> [TASK GOAL] Which lines in the material below contain the word "color"? Copy each of them.

─── RECORDS SHOWN

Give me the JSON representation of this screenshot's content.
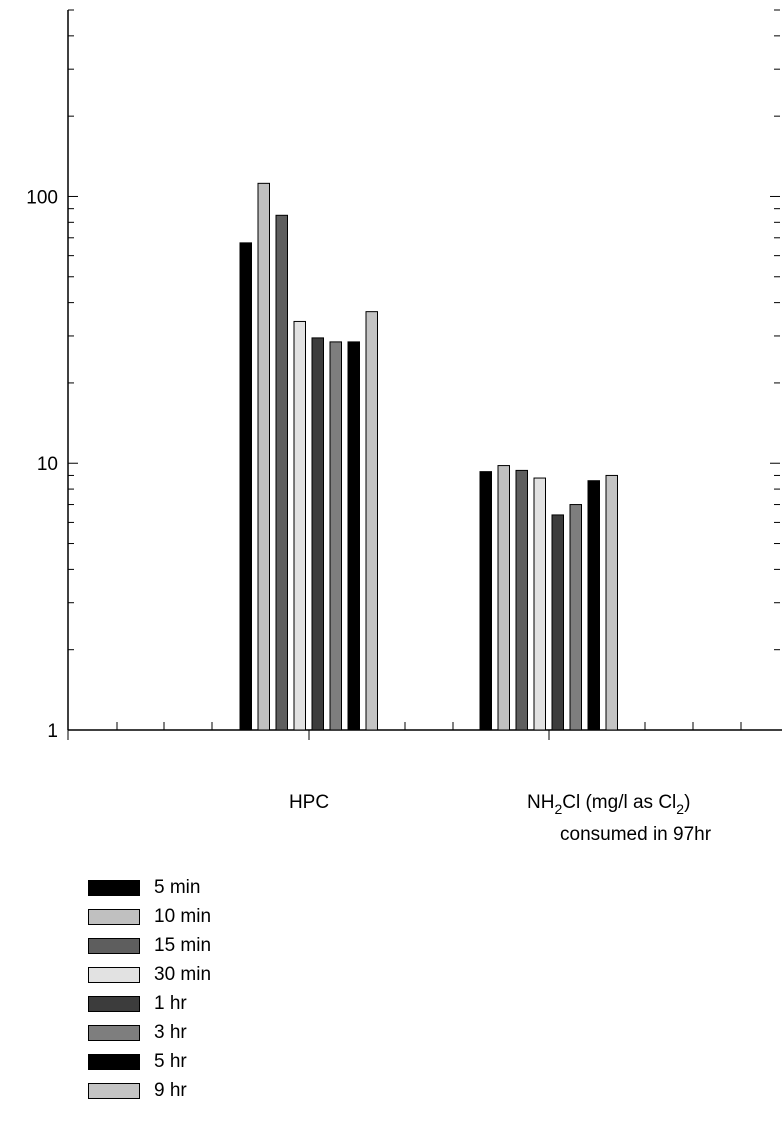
{
  "chart_data": {
    "type": "bar",
    "yscale": "log",
    "ylim": [
      1,
      500
    ],
    "yticks": [
      {
        "value": 1,
        "label": "1"
      },
      {
        "value": 10,
        "label": "10"
      },
      {
        "value": 100,
        "label": "100"
      }
    ],
    "categories": [
      {
        "label": "HPC"
      },
      {
        "label_parts": [
          "NH",
          "2",
          "Cl (mg/l as Cl",
          "2",
          ")"
        ],
        "label_line2": "consumed in 97hr"
      }
    ],
    "series": [
      {
        "name": "5 min",
        "color": "#000000",
        "values": [
          67,
          9.3
        ]
      },
      {
        "name": "10 min",
        "color": "#c0c0c0",
        "values": [
          112,
          9.8
        ]
      },
      {
        "name": "15 min",
        "color": "#5e5e5e",
        "values": [
          85,
          9.4
        ]
      },
      {
        "name": "30 min",
        "color": "#e2e2e2",
        "values": [
          34,
          8.8
        ]
      },
      {
        "name": "1 hr",
        "color": "#3c3c3c",
        "values": [
          29.5,
          6.4
        ]
      },
      {
        "name": "3 hr",
        "color": "#7e7e7e",
        "values": [
          28.5,
          7.0
        ]
      },
      {
        "name": "5 hr",
        "color": "#000000",
        "values": [
          28.5,
          8.6
        ]
      },
      {
        "name": "9 hr",
        "color": "#c4c4c4",
        "values": [
          37,
          9.0
        ]
      }
    ],
    "grid": false,
    "legend_position": "bottom-left"
  }
}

──────

> [RESULT]
        "color": "#000000",
        "color": "#c0c0c0",
        "color": "#5e5e5e",
        "color": "#e2e2e2",
        "color": "#3c3c3c",
        "color": "#7e7e7e",
        "color": "#000000",
        "color": "#c4c4c4",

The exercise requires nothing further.